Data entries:
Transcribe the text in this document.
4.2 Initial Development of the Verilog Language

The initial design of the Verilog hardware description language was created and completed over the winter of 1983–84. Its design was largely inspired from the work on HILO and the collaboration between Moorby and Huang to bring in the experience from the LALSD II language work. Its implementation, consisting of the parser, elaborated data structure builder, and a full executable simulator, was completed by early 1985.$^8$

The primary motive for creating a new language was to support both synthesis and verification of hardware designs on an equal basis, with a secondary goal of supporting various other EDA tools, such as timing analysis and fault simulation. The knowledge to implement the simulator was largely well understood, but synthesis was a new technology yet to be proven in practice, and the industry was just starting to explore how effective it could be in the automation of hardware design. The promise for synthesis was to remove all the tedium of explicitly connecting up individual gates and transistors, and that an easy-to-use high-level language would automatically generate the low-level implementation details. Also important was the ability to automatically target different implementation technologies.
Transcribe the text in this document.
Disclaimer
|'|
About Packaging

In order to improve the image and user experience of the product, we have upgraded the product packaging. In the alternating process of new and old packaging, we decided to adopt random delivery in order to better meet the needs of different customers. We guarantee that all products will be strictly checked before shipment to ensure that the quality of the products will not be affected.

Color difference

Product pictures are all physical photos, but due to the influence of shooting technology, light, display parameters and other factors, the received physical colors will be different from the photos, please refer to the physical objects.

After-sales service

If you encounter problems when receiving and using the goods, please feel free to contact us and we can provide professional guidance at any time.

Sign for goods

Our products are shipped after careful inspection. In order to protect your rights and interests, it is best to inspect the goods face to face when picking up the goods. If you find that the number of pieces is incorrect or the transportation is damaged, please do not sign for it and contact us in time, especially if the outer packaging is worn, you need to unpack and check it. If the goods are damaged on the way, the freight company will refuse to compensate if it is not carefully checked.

▸ EXERCISE DIRECTIONS:
All of the records must be repeated exactly.

▸ WRITTEN SOLUTION:
Transcribe the text in this document.
4.2 Initial Development of the Verilog Language

The initial design of the Verilog hardware description language was created and completed over the winter of 1983–84. Its design was largely inspired from the work on HILO and the collaboration between Moorby and Huang to bring in the experience from the LALSD II language work. Its implementation, consisting of the parser, elaborated data structure builder, and a full executable simulator, was completed by early 1985.$^8$

The primary motive for creating a new language was to support both synthesis and verification of hardware designs on an equal basis, with a secondary goal of supporting various other EDA tools, such as timing analysis and fault simulation. The knowledge to implement the simulator was largely well understood, but synthesis was a new technology yet to be proven in practice, and the industry was just starting to explore how effective it could be in the automation of hardware design. The promise for synthesis was to remove all the tedium of explicitly connecting up individual gates and transistors, and that an easy-to-use high-level language would automatically generate the low-level implementation details. Also important was the ability to automatically target different implementation technologies.
Transcribe the text in this document.
Disclaimer
|'|
About Packaging

In order to improve the image and user experience of the product, we have upgraded the product packaging. In the alternating process of new and old packaging, we decided to adopt random delivery in order to better meet the needs of different customers. We guarantee that all products will be strictly checked before shipment to ensure that the quality of the products will not be affected.

Color difference

Product pictures are all physical photos, but due to the influence of shooting technology, light, display parameters and other factors, the received physical colors will be different from the photos, please refer to the physical objects.

After-sales service

If you encounter problems when receiving and using the goods, please feel free to contact us and we can provide professional guidance at any time.

Sign for goods

Our products are shipped after careful inspection. In order to protect your rights and interests, it is best to inspect the goods face to face when picking up the goods. If you find that the number of pieces is incorrect or the transportation is damaged, please do not sign for it and contact us in time, especially if the outer packaging is worn, you need to unpack and check it. If the goods are damaged on the way, the freight company will refuse to compensate if it is not carefully checked.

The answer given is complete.